Challenge: Restate the entire listing word for word.

Source data:
--*--

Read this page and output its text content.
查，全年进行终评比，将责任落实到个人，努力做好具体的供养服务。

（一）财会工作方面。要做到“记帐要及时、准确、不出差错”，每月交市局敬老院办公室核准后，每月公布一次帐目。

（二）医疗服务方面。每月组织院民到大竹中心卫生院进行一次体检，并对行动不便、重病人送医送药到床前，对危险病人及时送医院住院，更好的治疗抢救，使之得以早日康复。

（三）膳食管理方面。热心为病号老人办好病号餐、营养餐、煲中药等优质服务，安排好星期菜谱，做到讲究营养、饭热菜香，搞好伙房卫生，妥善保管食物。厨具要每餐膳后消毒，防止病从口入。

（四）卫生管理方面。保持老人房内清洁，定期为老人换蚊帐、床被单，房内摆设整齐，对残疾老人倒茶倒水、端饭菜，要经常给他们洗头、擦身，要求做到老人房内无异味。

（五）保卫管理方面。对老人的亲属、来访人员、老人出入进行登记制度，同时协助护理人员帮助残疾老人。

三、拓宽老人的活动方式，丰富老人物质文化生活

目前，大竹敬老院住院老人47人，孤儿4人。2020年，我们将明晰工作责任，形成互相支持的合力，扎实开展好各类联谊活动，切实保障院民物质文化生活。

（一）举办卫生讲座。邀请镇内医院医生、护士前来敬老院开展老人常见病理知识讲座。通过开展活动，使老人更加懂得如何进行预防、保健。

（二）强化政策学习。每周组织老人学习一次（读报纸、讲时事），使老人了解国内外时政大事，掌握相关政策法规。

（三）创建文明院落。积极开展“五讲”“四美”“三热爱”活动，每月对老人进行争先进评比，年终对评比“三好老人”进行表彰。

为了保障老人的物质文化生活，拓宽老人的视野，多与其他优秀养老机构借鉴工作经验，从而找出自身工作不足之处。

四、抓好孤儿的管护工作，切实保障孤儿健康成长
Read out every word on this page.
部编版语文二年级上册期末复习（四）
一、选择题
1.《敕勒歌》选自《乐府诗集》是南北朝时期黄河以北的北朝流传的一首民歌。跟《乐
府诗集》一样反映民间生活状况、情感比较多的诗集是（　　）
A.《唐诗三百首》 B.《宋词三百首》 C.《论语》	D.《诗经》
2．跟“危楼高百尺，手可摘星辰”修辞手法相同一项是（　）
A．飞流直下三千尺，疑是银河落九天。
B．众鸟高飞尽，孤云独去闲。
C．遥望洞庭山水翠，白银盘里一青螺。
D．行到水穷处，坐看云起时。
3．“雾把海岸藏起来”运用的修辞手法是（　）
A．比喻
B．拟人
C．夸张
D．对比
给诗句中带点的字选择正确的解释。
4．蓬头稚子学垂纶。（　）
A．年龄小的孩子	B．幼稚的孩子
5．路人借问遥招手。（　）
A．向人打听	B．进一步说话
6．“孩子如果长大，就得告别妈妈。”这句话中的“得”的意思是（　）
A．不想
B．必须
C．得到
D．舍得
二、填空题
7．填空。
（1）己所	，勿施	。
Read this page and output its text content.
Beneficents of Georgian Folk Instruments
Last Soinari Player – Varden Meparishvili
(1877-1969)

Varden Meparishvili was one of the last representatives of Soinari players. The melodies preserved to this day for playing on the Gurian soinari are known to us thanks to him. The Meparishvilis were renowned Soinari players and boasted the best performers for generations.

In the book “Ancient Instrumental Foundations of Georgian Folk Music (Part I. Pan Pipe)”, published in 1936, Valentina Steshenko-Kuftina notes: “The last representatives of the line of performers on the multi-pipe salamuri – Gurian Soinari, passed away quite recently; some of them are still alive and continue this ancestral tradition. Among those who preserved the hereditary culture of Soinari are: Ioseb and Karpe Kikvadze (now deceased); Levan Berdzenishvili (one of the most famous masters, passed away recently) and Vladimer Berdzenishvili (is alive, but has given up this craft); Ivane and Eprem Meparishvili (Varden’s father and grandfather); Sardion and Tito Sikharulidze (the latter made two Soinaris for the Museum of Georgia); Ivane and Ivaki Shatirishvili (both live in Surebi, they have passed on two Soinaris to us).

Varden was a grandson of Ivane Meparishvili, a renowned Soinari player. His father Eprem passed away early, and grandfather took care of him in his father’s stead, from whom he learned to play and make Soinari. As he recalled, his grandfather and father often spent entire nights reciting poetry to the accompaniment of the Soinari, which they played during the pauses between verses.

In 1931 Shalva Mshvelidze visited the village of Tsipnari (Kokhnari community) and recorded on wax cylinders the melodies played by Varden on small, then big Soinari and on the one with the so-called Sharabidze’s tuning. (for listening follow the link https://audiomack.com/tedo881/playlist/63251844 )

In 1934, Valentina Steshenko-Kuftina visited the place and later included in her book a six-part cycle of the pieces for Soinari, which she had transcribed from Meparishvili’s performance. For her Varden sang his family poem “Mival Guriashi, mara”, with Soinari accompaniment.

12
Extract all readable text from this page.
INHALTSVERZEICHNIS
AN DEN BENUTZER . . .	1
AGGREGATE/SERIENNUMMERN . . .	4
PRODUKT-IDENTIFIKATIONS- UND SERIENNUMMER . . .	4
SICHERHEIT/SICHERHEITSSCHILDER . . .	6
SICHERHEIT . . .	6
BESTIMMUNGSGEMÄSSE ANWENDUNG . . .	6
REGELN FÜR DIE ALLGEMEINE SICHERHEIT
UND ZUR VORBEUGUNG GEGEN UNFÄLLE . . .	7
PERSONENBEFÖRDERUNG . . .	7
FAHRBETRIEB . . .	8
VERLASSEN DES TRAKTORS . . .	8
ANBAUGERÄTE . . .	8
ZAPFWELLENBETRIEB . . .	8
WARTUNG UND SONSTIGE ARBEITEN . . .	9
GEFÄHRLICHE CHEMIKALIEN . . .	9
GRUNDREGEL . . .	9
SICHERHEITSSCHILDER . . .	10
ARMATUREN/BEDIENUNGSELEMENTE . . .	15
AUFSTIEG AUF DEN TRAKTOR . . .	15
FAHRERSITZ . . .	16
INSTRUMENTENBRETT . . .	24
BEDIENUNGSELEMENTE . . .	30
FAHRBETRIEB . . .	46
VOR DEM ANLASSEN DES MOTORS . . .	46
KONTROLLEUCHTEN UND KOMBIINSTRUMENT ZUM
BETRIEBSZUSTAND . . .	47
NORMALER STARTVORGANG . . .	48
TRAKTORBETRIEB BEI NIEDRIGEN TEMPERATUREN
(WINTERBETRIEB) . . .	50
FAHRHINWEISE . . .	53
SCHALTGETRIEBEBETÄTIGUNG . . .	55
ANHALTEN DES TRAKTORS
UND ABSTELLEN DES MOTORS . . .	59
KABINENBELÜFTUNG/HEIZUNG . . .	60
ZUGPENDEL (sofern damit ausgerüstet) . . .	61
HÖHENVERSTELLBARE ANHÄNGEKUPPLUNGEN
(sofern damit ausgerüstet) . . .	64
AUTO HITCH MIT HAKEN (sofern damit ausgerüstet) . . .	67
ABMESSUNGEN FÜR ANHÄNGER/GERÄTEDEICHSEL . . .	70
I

--*--

Answer to the exercise:
Read this page and output its text content.
查，全年进行终评比，将责任落实到个人，努力做好具体的供养服务。

（一）财会工作方面。要做到“记帐要及时、准确、不出差错”，每月交市局敬老院办公室核准后，每月公布一次帐目。

（二）医疗服务方面。每月组织院民到大竹中心卫生院进行一次体检，并对行动不便、重病人送医送药到床前，对危险病人及时送医院住院，更好的治疗抢救，使之得以早日康复。

（三）膳食管理方面。热心为病号老人办好病号餐、营养餐、煲中药等优质服务，安排好星期菜谱，做到讲究营养、饭热菜香，搞好伙房卫生，妥善保管食物。厨具要每餐膳后消毒，防止病从口入。

（四）卫生管理方面。保持老人房内清洁，定期为老人换蚊帐、床被单，房内摆设整齐，对残疾老人倒茶倒水、端饭菜，要经常给他们洗头、擦身，要求做到老人房内无异味。

（五）保卫管理方面。对老人的亲属、来访人员、老人出入进行登记制度，同时协助护理人员帮助残疾老人。

三、拓宽老人的活动方式，丰富老人物质文化生活

目前，大竹敬老院住院老人47人，孤儿4人。2020年，我们将明晰工作责任，形成互相支持的合力，扎实开展好各类联谊活动，切实保障院民物质文化生活。

（一）举办卫生讲座。邀请镇内医院医生、护士前来敬老院开展老人常见病理知识讲座。通过开展活动，使老人更加懂得如何进行预防、保健。

（二）强化政策学习。每周组织老人学习一次（读报纸、讲时事），使老人了解国内外时政大事，掌握相关政策法规。

（三）创建文明院落。积极开展“五讲”“四美”“三热爱”活动，每月对老人进行争先进评比，年终对评比“三好老人”进行表彰。

为了保障老人的物质文化生活，拓宽老人的视野，多与其他优秀养老机构借鉴工作经验，从而找出自身工作不足之处。

四、抓好孤儿的管护工作，切实保障孤儿健康成长
Read out every word on this page.
部编版语文二年级上册期末复习（四）
一、选择题
1.《敕勒歌》选自《乐府诗集》是南北朝时期黄河以北的北朝流传的一首民歌。跟《乐
府诗集》一样反映民间生活状况、情感比较多的诗集是（　　）
A.《唐诗三百首》 B.《宋词三百首》 C.《论语》	D.《诗经》
2．跟“危楼高百尺，手可摘星辰”修辞手法相同一项是（　）
A．飞流直下三千尺，疑是银河落九天。
B．众鸟高飞尽，孤云独去闲。
C．遥望洞庭山水翠，白银盘里一青螺。
D．行到水穷处，坐看云起时。
3．“雾把海岸藏起来”运用的修辞手法是（　）
A．比喻
B．拟人
C．夸张
D．对比
给诗句中带点的字选择正确的解释。
4．蓬头稚子学垂纶。（　）
A．年龄小的孩子	B．幼稚的孩子
5．路人借问遥招手。（　）
A．向人打听	B．进一步说话
6．“孩子如果长大，就得告别妈妈。”这句话中的“得”的意思是（　）
A．不想
B．必须
C．得到
D．舍得
二、填空题
7．填空。
（1）己所	，勿施	。
Read this page and output its text content.
Beneficents of Georgian Folk Instruments
Last Soinari Player – Varden Meparishvili
(1877-1969)

Varden Meparishvili was one of the last representatives of Soinari players. The melodies preserved to this day for playing on the Gurian soinari are known to us thanks to him. The Meparishvilis were renowned Soinari players and boasted the best performers for generations.

In the book “Ancient Instrumental Foundations of Georgian Folk Music (Part I. Pan Pipe)”, published in 1936, Valentina Steshenko-Kuftina notes: “The last representatives of the line of performers on the multi-pipe salamuri – Gurian Soinari, passed away quite recently; some of them are still alive and continue this ancestral tradition. Among those who preserved the hereditary culture of Soinari are: Ioseb and Karpe Kikvadze (now deceased); Levan Berdzenishvili (one of the most famous masters, passed away recently) and Vladimer Berdzenishvili (is alive, but has given up this craft); Ivane and Eprem Meparishvili (Varden’s father and grandfather); Sardion and Tito Sikharulidze (the latter made two Soinaris for the Museum of Georgia); Ivane and Ivaki Shatirishvili (both live in Surebi, they have passed on two Soinaris to us).

Varden was a grandson of Ivane Meparishvili, a renowned Soinari player. His father Eprem passed away early, and grandfather took care of him in his father’s stead, from whom he learned to play and make Soinari. As he recalled, his grandfather and father often spent entire nights reciting poetry to the accompaniment of the Soinari, which they played during the pauses between verses.

In 1931 Shalva Mshvelidze visited the village of Tsipnari (Kokhnari community) and recorded on wax cylinders the melodies played by Varden on small, then big Soinari and on the one with the so-called Sharabidze’s tuning. (for listening follow the link https://audiomack.com/tedo881/playlist/63251844 )

In 1934, Valentina Steshenko-Kuftina visited the place and later included in her book a six-part cycle of the pieces for Soinari, which she had transcribed from Meparishvili’s performance. For her Varden sang his family poem “Mival Guriashi, mara”, with Soinari accompaniment.

12
Extract all readable text from this page.
INHALTSVERZEICHNIS
AN DEN BENUTZER . . .	1
AGGREGATE/SERIENNUMMERN . . .	4
PRODUKT-IDENTIFIKATIONS- UND SERIENNUMMER . . .	4
SICHERHEIT/SICHERHEITSSCHILDER . . .	6
SICHERHEIT . . .	6
BESTIMMUNGSGEMÄSSE ANWENDUNG . . .	6
REGELN FÜR DIE ALLGEMEINE SICHERHEIT
UND ZUR VORBEUGUNG GEGEN UNFÄLLE . . .	7
PERSONENBEFÖRDERUNG . . .	7
FAHRBETRIEB . . .	8
VERLASSEN DES TRAKTORS . . .	8
ANBAUGERÄTE . . .	8
ZAPFWELLENBETRIEB . . .	8
WARTUNG UND SONSTIGE ARBEITEN . . .	9
GEFÄHRLICHE CHEMIKALIEN . . .	9
GRUNDREGEL . . .	9
SICHERHEITSSCHILDER . . .	10
ARMATUREN/BEDIENUNGSELEMENTE . . .	15
AUFSTIEG AUF DEN TRAKTOR . . .	15
FAHRERSITZ . . .	16
INSTRUMENTENBRETT . . .	24
BEDIENUNGSELEMENTE . . .	30
FAHRBETRIEB . . .	46
VOR DEM ANLASSEN DES MOTORS . . .	46
KONTROLLEUCHTEN UND KOMBIINSTRUMENT ZUM
BETRIEBSZUSTAND . . .	47
NORMALER STARTVORGANG . . .	48
TRAKTORBETRIEB BEI NIEDRIGEN TEMPERATUREN
(WINTERBETRIEB) . . .	50
FAHRHINWEISE . . .	53
SCHALTGETRIEBEBETÄTIGUNG . . .	55
ANHALTEN DES TRAKTORS
UND ABSTELLEN DES MOTORS . . .	59
KABINENBELÜFTUNG/HEIZUNG . . .	60
ZUGPENDEL (sofern damit ausgerüstet) . . .	61
HÖHENVERSTELLBARE ANHÄNGEKUPPLUNGEN
(sofern damit ausgerüstet) . . .	64
AUTO HITCH MIT HAKEN (sofern damit ausgerüstet) . . .	67
ABMESSUNGEN FÜR ANHÄNGER/GERÄTEDEICHSEL . . .	70
I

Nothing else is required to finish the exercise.